Aim: Your task is to give the data again, exactly, with every line intact.

Data entries:
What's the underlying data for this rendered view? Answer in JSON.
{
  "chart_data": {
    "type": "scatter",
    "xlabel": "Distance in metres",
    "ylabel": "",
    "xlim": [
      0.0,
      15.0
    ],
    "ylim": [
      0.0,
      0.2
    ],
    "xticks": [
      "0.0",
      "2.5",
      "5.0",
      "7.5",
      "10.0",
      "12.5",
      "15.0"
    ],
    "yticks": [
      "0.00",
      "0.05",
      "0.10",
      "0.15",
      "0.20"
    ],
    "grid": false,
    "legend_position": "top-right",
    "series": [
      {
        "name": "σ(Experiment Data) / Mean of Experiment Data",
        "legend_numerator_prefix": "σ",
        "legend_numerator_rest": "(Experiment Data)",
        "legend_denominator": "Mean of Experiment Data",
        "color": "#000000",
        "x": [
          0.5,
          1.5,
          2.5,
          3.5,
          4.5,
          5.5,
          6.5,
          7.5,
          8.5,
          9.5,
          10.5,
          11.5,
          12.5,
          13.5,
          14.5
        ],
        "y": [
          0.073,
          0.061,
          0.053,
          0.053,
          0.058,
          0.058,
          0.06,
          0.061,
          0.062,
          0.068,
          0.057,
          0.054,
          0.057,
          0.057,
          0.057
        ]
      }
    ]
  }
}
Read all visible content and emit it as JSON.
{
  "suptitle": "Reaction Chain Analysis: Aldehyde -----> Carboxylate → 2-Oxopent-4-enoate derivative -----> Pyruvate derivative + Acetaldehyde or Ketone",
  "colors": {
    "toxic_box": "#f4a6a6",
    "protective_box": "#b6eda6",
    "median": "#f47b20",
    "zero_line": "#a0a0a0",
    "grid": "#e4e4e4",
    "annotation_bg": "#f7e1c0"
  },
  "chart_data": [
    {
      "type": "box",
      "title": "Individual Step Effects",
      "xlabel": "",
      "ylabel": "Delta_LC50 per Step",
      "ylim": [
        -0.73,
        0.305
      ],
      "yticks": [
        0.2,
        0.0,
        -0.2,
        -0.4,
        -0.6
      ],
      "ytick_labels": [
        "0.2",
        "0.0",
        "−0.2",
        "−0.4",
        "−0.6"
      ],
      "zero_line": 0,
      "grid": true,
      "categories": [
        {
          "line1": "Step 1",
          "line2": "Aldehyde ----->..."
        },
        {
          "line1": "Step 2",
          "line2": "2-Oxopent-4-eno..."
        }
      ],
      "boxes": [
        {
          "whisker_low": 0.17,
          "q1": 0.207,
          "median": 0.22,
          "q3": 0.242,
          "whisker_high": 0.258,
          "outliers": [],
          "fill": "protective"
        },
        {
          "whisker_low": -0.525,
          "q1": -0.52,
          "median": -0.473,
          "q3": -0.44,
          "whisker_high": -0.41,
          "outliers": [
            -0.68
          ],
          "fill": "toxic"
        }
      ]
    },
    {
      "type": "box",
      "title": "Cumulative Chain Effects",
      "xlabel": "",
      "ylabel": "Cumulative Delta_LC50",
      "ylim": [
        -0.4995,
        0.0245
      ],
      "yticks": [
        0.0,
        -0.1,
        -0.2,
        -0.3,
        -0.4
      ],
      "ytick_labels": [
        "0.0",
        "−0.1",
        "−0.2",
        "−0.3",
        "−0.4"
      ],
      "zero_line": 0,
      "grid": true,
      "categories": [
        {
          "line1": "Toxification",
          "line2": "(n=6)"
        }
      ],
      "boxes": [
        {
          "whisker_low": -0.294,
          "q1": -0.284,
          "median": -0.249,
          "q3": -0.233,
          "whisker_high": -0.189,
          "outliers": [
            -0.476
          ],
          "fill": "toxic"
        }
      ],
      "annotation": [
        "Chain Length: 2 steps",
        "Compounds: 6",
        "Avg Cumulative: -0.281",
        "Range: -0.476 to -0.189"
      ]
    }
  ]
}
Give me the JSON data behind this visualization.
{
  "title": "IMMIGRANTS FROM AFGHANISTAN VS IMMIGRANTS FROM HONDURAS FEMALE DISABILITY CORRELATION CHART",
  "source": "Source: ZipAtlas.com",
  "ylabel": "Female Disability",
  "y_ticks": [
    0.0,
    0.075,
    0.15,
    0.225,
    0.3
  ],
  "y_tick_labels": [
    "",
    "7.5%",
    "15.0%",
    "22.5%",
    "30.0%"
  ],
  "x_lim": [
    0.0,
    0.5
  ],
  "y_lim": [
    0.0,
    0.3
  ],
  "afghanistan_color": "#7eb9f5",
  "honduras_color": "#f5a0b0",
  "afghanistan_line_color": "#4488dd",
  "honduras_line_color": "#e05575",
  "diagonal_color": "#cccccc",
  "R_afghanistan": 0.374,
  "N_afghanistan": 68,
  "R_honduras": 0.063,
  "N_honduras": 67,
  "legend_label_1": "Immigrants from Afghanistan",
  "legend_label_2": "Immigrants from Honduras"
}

Solution for this problem:
What's the underlying data for this rendered view? Answer in JSON.
{
  "chart_data": {
    "type": "scatter",
    "xlabel": "Distance in metres",
    "ylabel": "",
    "xlim": [
      0.0,
      15.0
    ],
    "ylim": [
      0.0,
      0.2
    ],
    "xticks": [
      "0.0",
      "2.5",
      "5.0",
      "7.5",
      "10.0",
      "12.5",
      "15.0"
    ],
    "yticks": [
      "0.00",
      "0.05",
      "0.10",
      "0.15",
      "0.20"
    ],
    "grid": false,
    "legend_position": "top-right",
    "series": [
      {
        "name": "σ(Experiment Data) / Mean of Experiment Data",
        "legend_numerator_prefix": "σ",
        "legend_numerator_rest": "(Experiment Data)",
        "legend_denominator": "Mean of Experiment Data",
        "color": "#000000",
        "x": [
          0.5,
          1.5,
          2.5,
          3.5,
          4.5,
          5.5,
          6.5,
          7.5,
          8.5,
          9.5,
          10.5,
          11.5,
          12.5,
          13.5,
          14.5
        ],
        "y": [
          0.073,
          0.061,
          0.053,
          0.053,
          0.058,
          0.058,
          0.06,
          0.061,
          0.062,
          0.068,
          0.057,
          0.054,
          0.057,
          0.057,
          0.057
        ]
      }
    ]
  }
}
Read all visible content and emit it as JSON.
{
  "suptitle": "Reaction Chain Analysis: Aldehyde -----> Carboxylate → 2-Oxopent-4-enoate derivative -----> Pyruvate derivative + Acetaldehyde or Ketone",
  "colors": {
    "toxic_box": "#f4a6a6",
    "protective_box": "#b6eda6",
    "median": "#f47b20",
    "zero_line": "#a0a0a0",
    "grid": "#e4e4e4",
    "annotation_bg": "#f7e1c0"
  },
  "chart_data": [
    {
      "type": "box",
      "title": "Individual Step Effects",
      "xlabel": "",
      "ylabel": "Delta_LC50 per Step",
      "ylim": [
        -0.73,
        0.305
      ],
      "yticks": [
        0.2,
        0.0,
        -0.2,
        -0.4,
        -0.6
      ],
      "ytick_labels": [
        "0.2",
        "0.0",
        "−0.2",
        "−0.4",
        "−0.6"
      ],
      "zero_line": 0,
      "grid": true,
      "categories": [
        {
          "line1": "Step 1",
          "line2": "Aldehyde ----->..."
        },
        {
          "line1": "Step 2",
          "line2": "2-Oxopent-4-eno..."
        }
      ],
      "boxes": [
        {
          "whisker_low": 0.17,
          "q1": 0.207,
          "median": 0.22,
          "q3": 0.242,
          "whisker_high": 0.258,
          "outliers": [],
          "fill": "protective"
        },
        {
          "whisker_low": -0.525,
          "q1": -0.52,
          "median": -0.473,
          "q3": -0.44,
          "whisker_high": -0.41,
          "outliers": [
            -0.68
          ],
          "fill": "toxic"
        }
      ]
    },
    {
      "type": "box",
      "title": "Cumulative Chain Effects",
      "xlabel": "",
      "ylabel": "Cumulative Delta_LC50",
      "ylim": [
        -0.4995,
        0.0245
      ],
      "yticks": [
        0.0,
        -0.1,
        -0.2,
        -0.3,
        -0.4
      ],
      "ytick_labels": [
        "0.0",
        "−0.1",
        "−0.2",
        "−0.3",
        "−0.4"
      ],
      "zero_line": 0,
      "grid": true,
      "categories": [
        {
          "line1": "Toxification",
          "line2": "(n=6)"
        }
      ],
      "boxes": [
        {
          "whisker_low": -0.294,
          "q1": -0.284,
          "median": -0.249,
          "q3": -0.233,
          "whisker_high": -0.189,
          "outliers": [
            -0.476
          ],
          "fill": "toxic"
        }
      ],
      "annotation": [
        "Chain Length: 2 steps",
        "Compounds: 6",
        "Avg Cumulative: -0.281",
        "Range: -0.476 to -0.189"
      ]
    }
  ]
}
Give me the JSON data behind this visualization.
{
  "title": "IMMIGRANTS FROM AFGHANISTAN VS IMMIGRANTS FROM HONDURAS FEMALE DISABILITY CORRELATION CHART",
  "source": "Source: ZipAtlas.com",
  "ylabel": "Female Disability",
  "y_ticks": [
    0.0,
    0.075,
    0.15,
    0.225,
    0.3
  ],
  "y_tick_labels": [
    "",
    "7.5%",
    "15.0%",
    "22.5%",
    "30.0%"
  ],
  "x_lim": [
    0.0,
    0.5
  ],
  "y_lim": [
    0.0,
    0.3
  ],
  "afghanistan_color": "#7eb9f5",
  "honduras_color": "#f5a0b0",
  "afghanistan_line_color": "#4488dd",
  "honduras_line_color": "#e05575",
  "diagonal_color": "#cccccc",
  "R_afghanistan": 0.374,
  "N_afghanistan": 68,
  "R_honduras": 0.063,
  "N_honduras": 67,
  "legend_label_1": "Immigrants from Afghanistan",
  "legend_label_2": "Immigrants from Honduras"
}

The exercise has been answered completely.